— Start of RECORDED INFORMATION —

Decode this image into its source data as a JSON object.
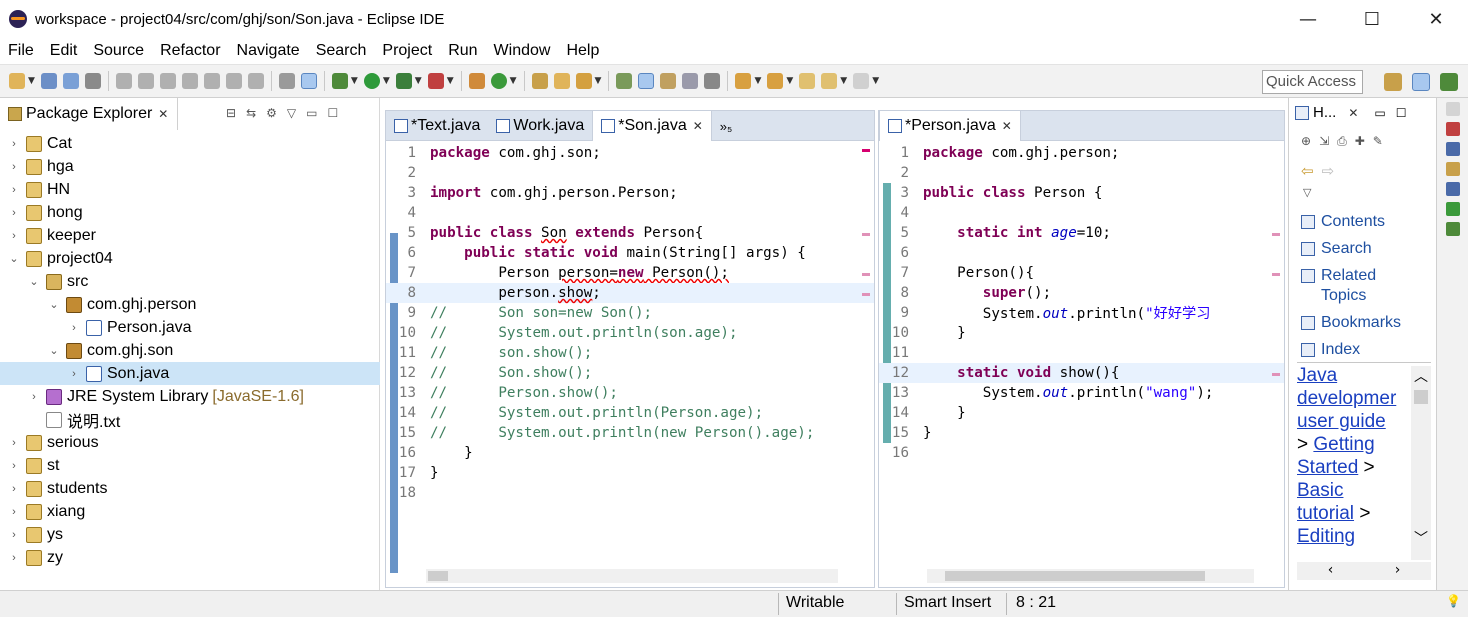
{
  "window": {
    "title": "workspace - project04/src/com/ghj/son/Son.java - Eclipse IDE",
    "minimize": "—",
    "maximize": "☐",
    "close": "✕"
  },
  "menu": [
    "File",
    "Edit",
    "Source",
    "Refactor",
    "Navigate",
    "Search",
    "Project",
    "Run",
    "Window",
    "Help"
  ],
  "toolbar": {
    "quick_access_placeholder": "Quick Access"
  },
  "package_explorer": {
    "title": "Package Explorer",
    "close": "✕",
    "tree": [
      {
        "label": "Cat",
        "twisty": "›",
        "icon": "project",
        "level": 0
      },
      {
        "label": "hga",
        "twisty": "›",
        "icon": "project",
        "level": 0
      },
      {
        "label": "HN",
        "twisty": "›",
        "icon": "project",
        "level": 0
      },
      {
        "label": "hong",
        "twisty": "›",
        "icon": "project",
        "level": 0
      },
      {
        "label": "keeper",
        "twisty": "›",
        "icon": "project",
        "level": 0
      },
      {
        "label": "project04",
        "twisty": "⌄",
        "icon": "project",
        "level": 0
      },
      {
        "label": "src",
        "twisty": "⌄",
        "icon": "src",
        "level": 1
      },
      {
        "label": "com.ghj.person",
        "twisty": "⌄",
        "icon": "pkg",
        "level": 2
      },
      {
        "label": "Person.java",
        "twisty": "›",
        "icon": "java",
        "level": 3
      },
      {
        "label": "com.ghj.son",
        "twisty": "⌄",
        "icon": "pkg",
        "level": 2
      },
      {
        "label": "Son.java",
        "twisty": "›",
        "icon": "java",
        "level": 3,
        "selected": true
      },
      {
        "label": "JRE System Library",
        "extra": "[JavaSE-1.6]",
        "twisty": "›",
        "icon": "lib",
        "level": 1
      },
      {
        "label": "说明.txt",
        "twisty": "",
        "icon": "txt",
        "level": 1
      },
      {
        "label": "serious",
        "twisty": "›",
        "icon": "project",
        "level": 0
      },
      {
        "label": "st",
        "twisty": "›",
        "icon": "project",
        "level": 0
      },
      {
        "label": "students",
        "twisty": "›",
        "icon": "project",
        "level": 0
      },
      {
        "label": "xiang",
        "twisty": "›",
        "icon": "project",
        "level": 0
      },
      {
        "label": "ys",
        "twisty": "›",
        "icon": "project",
        "level": 0
      },
      {
        "label": "zy",
        "twisty": "›",
        "icon": "project",
        "level": 0
      }
    ]
  },
  "editor_left": {
    "tabs": [
      {
        "label": "*Text.java",
        "active": false
      },
      {
        "label": "Work.java",
        "active": false
      },
      {
        "label": "*Son.java",
        "active": true,
        "close": "✕"
      }
    ],
    "overflow": "»₅",
    "lines": [
      {
        "n": "1",
        "html": "<span class='kw'>package</span> com.ghj.son;"
      },
      {
        "n": "2",
        "html": ""
      },
      {
        "n": "3",
        "html": "<span class='kw'>import</span> com.ghj.person.Person;"
      },
      {
        "n": "4",
        "html": ""
      },
      {
        "n": "5",
        "html": "<span class='kw'>public class</span> <span class='err'>Son</span> <span class='kw'>extends</span> Person{"
      },
      {
        "n": "6",
        "html": "    <span class='kw'>public static void</span> main(String[] args) {"
      },
      {
        "n": "7",
        "html": "        Person <span class='err'>person=</span><span class='kw err'>new</span><span class='err'> Person();</span>"
      },
      {
        "n": "8",
        "html": "        person.<span class='err'>show</span>;",
        "hl": true
      },
      {
        "n": "9",
        "html": "<span class='cm'>//      Son son=new Son();</span>"
      },
      {
        "n": "10",
        "html": "<span class='cm'>//      System.out.println(son.age);</span>"
      },
      {
        "n": "11",
        "html": "<span class='cm'>//      son.show();</span>"
      },
      {
        "n": "12",
        "html": "<span class='cm'>//      Son.show();</span>"
      },
      {
        "n": "13",
        "html": "<span class='cm'>//      Person.show();</span>"
      },
      {
        "n": "14",
        "html": "<span class='cm'>//      System.out.println(Person.age);</span>"
      },
      {
        "n": "15",
        "html": "<span class='cm'>//      System.out.println(new Person().age);</span>"
      },
      {
        "n": "16",
        "html": "    }"
      },
      {
        "n": "17",
        "html": "}"
      },
      {
        "n": "18",
        "html": ""
      }
    ]
  },
  "editor_right": {
    "tabs": [
      {
        "label": "*Person.java",
        "active": true,
        "close": "✕"
      }
    ],
    "lines": [
      {
        "n": "1",
        "html": "<span class='kw'>package</span> com.ghj.person;"
      },
      {
        "n": "2",
        "html": ""
      },
      {
        "n": "3",
        "html": "<span class='kw'>public class</span> Person {"
      },
      {
        "n": "4",
        "html": ""
      },
      {
        "n": "5",
        "html": "    <span class='kw'>static int</span> <span class='fld'>age</span>=10;"
      },
      {
        "n": "6",
        "html": ""
      },
      {
        "n": "7",
        "html": "    Person(){"
      },
      {
        "n": "8",
        "html": "       <span class='kw'>super</span>();"
      },
      {
        "n": "9",
        "html": "       System.<span class='fld'>out</span>.println(<span class='str'>\"好好学习</span>"
      },
      {
        "n": "10",
        "html": "    }"
      },
      {
        "n": "11",
        "html": ""
      },
      {
        "n": "12",
        "html": "    <span class='kw'>static void</span> show(){",
        "hl": true
      },
      {
        "n": "13",
        "html": "       System.<span class='fld'>out</span>.println(<span class='str'>\"wang\"</span>);"
      },
      {
        "n": "14",
        "html": "    }"
      },
      {
        "n": "15",
        "html": "}"
      },
      {
        "n": "16",
        "html": ""
      }
    ]
  },
  "help": {
    "tab_title": "H...",
    "close": "✕",
    "links": [
      "Contents",
      "Search",
      "Related",
      "Topics",
      "Bookmarks",
      "Index"
    ],
    "content": {
      "line1": "Java",
      "line2": "developmer",
      "line3": "user guide",
      "sep1": ">",
      "line4": "Getting",
      "line5": "Started",
      "sep2": ">",
      "line6": "Basic",
      "line7": "tutorial",
      "sep3": ">",
      "line8": "Editing"
    }
  },
  "status": {
    "mode": "Writable",
    "insert": "Smart Insert",
    "position": "8 : 21"
  },
  "colors": {
    "keyword": "#7f0055",
    "comment": "#3f7f5f",
    "string": "#2a00ff",
    "selection": "#cce4f7",
    "line_highlight": "#e8f2fe"
  }
}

— End of RECORDED INFORMATION —

**SET TASK**
Write down only the number of lines that contain the string "show" in the listing.

**RESULT**
5